▶ Brief:
Write the material out again in full, word for word. Do not include the pictures.

▶ Data for the task:
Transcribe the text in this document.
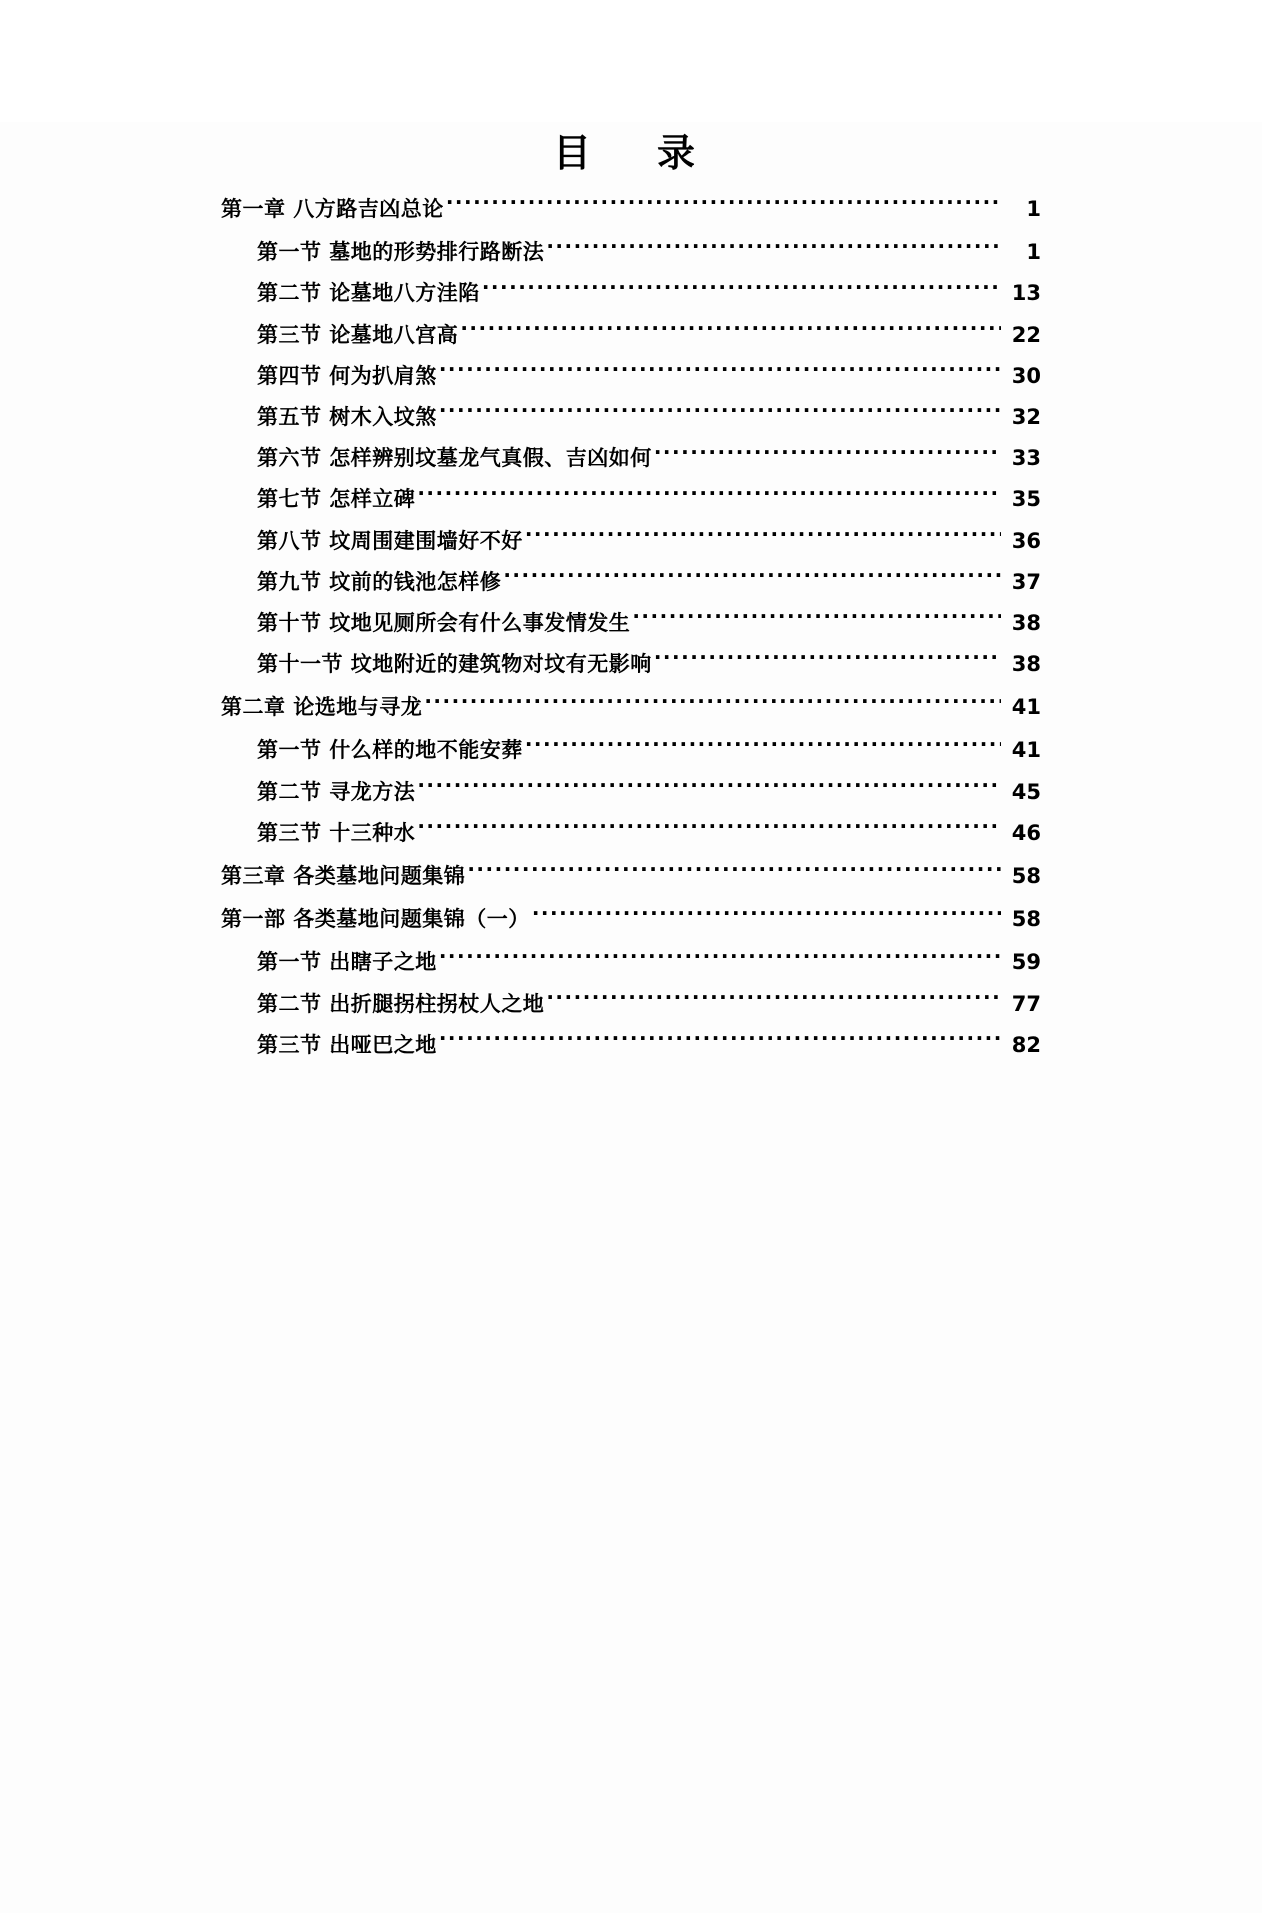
目　录
第一章 八方路吉凶总论 ·····	1
第一节 墓地的形势排行路断法 ·····	1
第二节 论墓地八方洼陷 ·····	13
第三节 论墓地八宫高 ·····	22
第四节 何为扒肩煞 ·····	30
第五节 树木入坟煞 ·····	32
第六节 怎样辨别坟墓龙气真假、吉凶如何 ·····	33
第七节 怎样立碑 ·····	35
第八节 坟周围建围墙好不好 ·····	36
第九节 坟前的钱池怎样修 ·····	37
第十节 坟地见厕所会有什么事发情发生 ·····	38
第十一节 坟地附近的建筑物对坟有无影响 ·····	38
第二章 论选地与寻龙 ·····	41
第一节 什么样的地不能安葬 ·····	41
第二节 寻龙方法 ·····	45
第三节 十三种水 ·····	46
第三章 各类墓地问题集锦 ·····	58
第一部 各类墓地问题集锦（一） ·····	58
第一节 出瞎子之地 ·····	59
第二节 出折腿拐柱拐杖人之地 ·····	77
第三节 出哑巴之地 ·····	82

▶ Written response:
Transcribe the text in this document.
目　录
第一章 八方路吉凶总论 ·····	1
第一节 墓地的形势排行路断法 ·····	1
第二节 论墓地八方洼陷 ·····	13
第三节 论墓地八宫高 ·····	22
第四节 何为扒肩煞 ·····	30
第五节 树木入坟煞 ·····	32
第六节 怎样辨别坟墓龙气真假、吉凶如何 ·····	33
第七节 怎样立碑 ·····	35
第八节 坟周围建围墙好不好 ·····	36
第九节 坟前的钱池怎样修 ·····	37
第十节 坟地见厕所会有什么事发情发生 ·····	38
第十一节 坟地附近的建筑物对坟有无影响 ·····	38
第二章 论选地与寻龙 ·····	41
第一节 什么样的地不能安葬 ·····	41
第二节 寻龙方法 ·····	45
第三节 十三种水 ·····	46
第三章 各类墓地问题集锦 ·····	58
第一部 各类墓地问题集锦（一） ·····	58
第一节 出瞎子之地 ·····	59
第二节 出折腿拐柱拐杖人之地 ·····	77
第三节 出哑巴之地 ·····	82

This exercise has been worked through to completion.